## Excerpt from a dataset
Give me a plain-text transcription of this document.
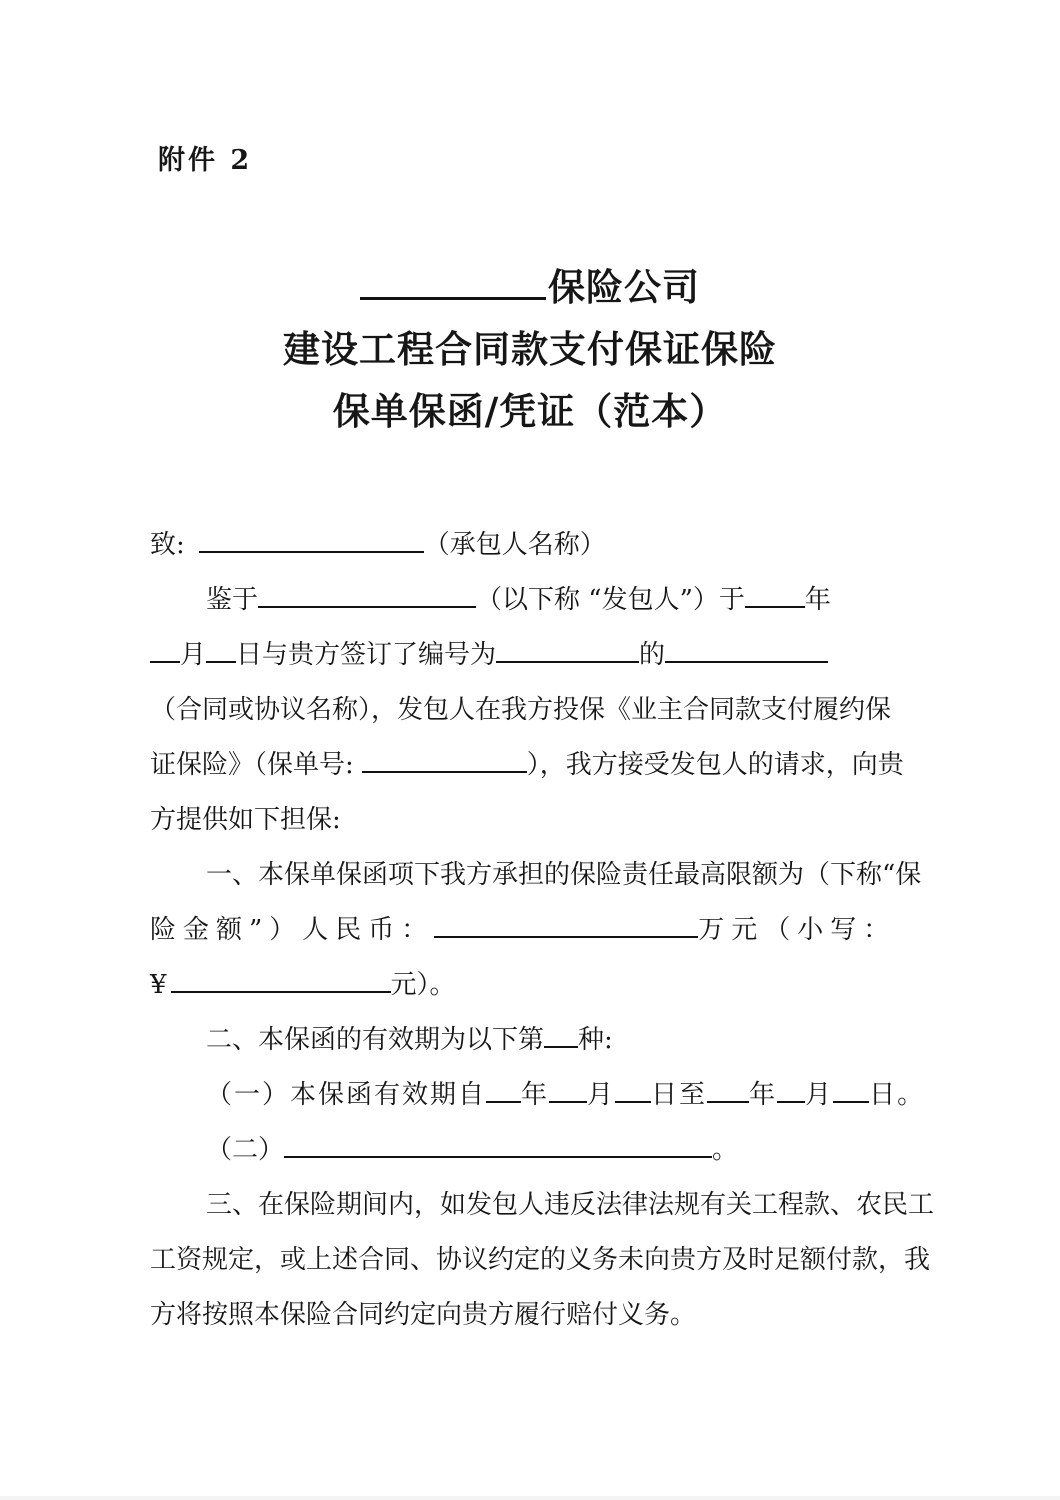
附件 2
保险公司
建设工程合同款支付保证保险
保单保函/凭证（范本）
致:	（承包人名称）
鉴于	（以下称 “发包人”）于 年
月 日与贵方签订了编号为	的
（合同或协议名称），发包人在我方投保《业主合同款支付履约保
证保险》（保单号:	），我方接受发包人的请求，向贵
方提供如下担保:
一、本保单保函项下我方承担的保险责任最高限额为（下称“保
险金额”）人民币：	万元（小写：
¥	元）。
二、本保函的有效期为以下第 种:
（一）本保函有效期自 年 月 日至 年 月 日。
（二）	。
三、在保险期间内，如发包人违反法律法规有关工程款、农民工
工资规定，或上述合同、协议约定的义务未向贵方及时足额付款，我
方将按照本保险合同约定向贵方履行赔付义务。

## WHAT THIS TASK INVOLVES
Give all the lines above again, character for character, without pictures.

## EXERCISE RESPONSE
Give me a plain-text transcription of this document.
附件 2
保险公司
建设工程合同款支付保证保险
保单保函/凭证（范本）
致:	（承包人名称）
鉴于	（以下称 “发包人”）于 年
月 日与贵方签订了编号为	的
（合同或协议名称），发包人在我方投保《业主合同款支付履约保
证保险》（保单号:	），我方接受发包人的请求，向贵
方提供如下担保:
一、本保单保函项下我方承担的保险责任最高限额为（下称“保
险金额”）人民币：	万元（小写：
¥	元）。
二、本保函的有效期为以下第 种:
（一）本保函有效期自 年 月 日至 年 月 日。
（二）	。
三、在保险期间内，如发包人违反法律法规有关工程款、农民工
工资规定，或上述合同、协议约定的义务未向贵方及时足额付款，我
方将按照本保险合同约定向贵方履行赔付义务。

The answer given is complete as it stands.